# Challenge
Restate every line of the material, word for word.
--- Start of Material for this task ---
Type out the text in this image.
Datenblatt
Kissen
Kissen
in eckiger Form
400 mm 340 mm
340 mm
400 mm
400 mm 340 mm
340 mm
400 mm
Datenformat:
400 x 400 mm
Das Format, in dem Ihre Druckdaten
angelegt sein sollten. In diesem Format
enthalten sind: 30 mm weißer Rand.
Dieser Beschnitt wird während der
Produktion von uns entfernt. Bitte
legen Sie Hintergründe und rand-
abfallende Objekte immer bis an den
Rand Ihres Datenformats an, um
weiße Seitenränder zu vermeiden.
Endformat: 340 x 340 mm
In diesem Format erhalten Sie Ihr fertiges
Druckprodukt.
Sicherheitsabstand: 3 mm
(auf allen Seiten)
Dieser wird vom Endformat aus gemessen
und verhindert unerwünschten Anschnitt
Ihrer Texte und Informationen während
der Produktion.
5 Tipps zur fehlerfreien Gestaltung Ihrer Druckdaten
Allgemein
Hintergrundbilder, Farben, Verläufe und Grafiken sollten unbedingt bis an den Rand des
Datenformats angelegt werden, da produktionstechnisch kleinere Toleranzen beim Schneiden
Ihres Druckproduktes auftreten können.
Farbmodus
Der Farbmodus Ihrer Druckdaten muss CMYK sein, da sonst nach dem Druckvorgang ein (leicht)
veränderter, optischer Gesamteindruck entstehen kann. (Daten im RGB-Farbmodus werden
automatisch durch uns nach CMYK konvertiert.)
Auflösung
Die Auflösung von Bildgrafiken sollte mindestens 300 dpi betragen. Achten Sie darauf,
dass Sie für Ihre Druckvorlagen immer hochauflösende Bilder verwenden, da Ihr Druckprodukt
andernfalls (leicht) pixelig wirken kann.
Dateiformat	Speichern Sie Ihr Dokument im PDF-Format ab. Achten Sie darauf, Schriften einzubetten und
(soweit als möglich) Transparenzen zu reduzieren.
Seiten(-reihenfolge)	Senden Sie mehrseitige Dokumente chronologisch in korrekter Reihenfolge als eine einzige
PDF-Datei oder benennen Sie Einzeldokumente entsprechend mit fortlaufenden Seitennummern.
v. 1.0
--- End of Material for this task ---
# Finished answer
Type out the text in this image.
Datenblatt
Kissen
Kissen
in eckiger Form
400 mm 340 mm
340 mm
400 mm
400 mm 340 mm
340 mm
400 mm
Datenformat:
400 x 400 mm
Das Format, in dem Ihre Druckdaten
angelegt sein sollten. In diesem Format
enthalten sind: 30 mm weißer Rand.
Dieser Beschnitt wird während der
Produktion von uns entfernt. Bitte
legen Sie Hintergründe und rand-
abfallende Objekte immer bis an den
Rand Ihres Datenformats an, um
weiße Seitenränder zu vermeiden.
Endformat: 340 x 340 mm
In diesem Format erhalten Sie Ihr fertiges
Druckprodukt.
Sicherheitsabstand: 3 mm
(auf allen Seiten)
Dieser wird vom Endformat aus gemessen
und verhindert unerwünschten Anschnitt
Ihrer Texte und Informationen während
der Produktion.
5 Tipps zur fehlerfreien Gestaltung Ihrer Druckdaten
Allgemein
Hintergrundbilder, Farben, Verläufe und Grafiken sollten unbedingt bis an den Rand des
Datenformats angelegt werden, da produktionstechnisch kleinere Toleranzen beim Schneiden
Ihres Druckproduktes auftreten können.
Farbmodus
Der Farbmodus Ihrer Druckdaten muss CMYK sein, da sonst nach dem Druckvorgang ein (leicht)
veränderter, optischer Gesamteindruck entstehen kann. (Daten im RGB-Farbmodus werden
automatisch durch uns nach CMYK konvertiert.)
Auflösung
Die Auflösung von Bildgrafiken sollte mindestens 300 dpi betragen. Achten Sie darauf,
dass Sie für Ihre Druckvorlagen immer hochauflösende Bilder verwenden, da Ihr Druckprodukt
andernfalls (leicht) pixelig wirken kann.
Dateiformat	Speichern Sie Ihr Dokument im PDF-Format ab. Achten Sie darauf, Schriften einzubetten und
(soweit als möglich) Transparenzen zu reduzieren.
Seiten(-reihenfolge)	Senden Sie mehrseitige Dokumente chronologisch in korrekter Reihenfolge als eine einzige
PDF-Datei oder benennen Sie Einzeldokumente entsprechend mit fortlaufenden Seitennummern.
v. 1.0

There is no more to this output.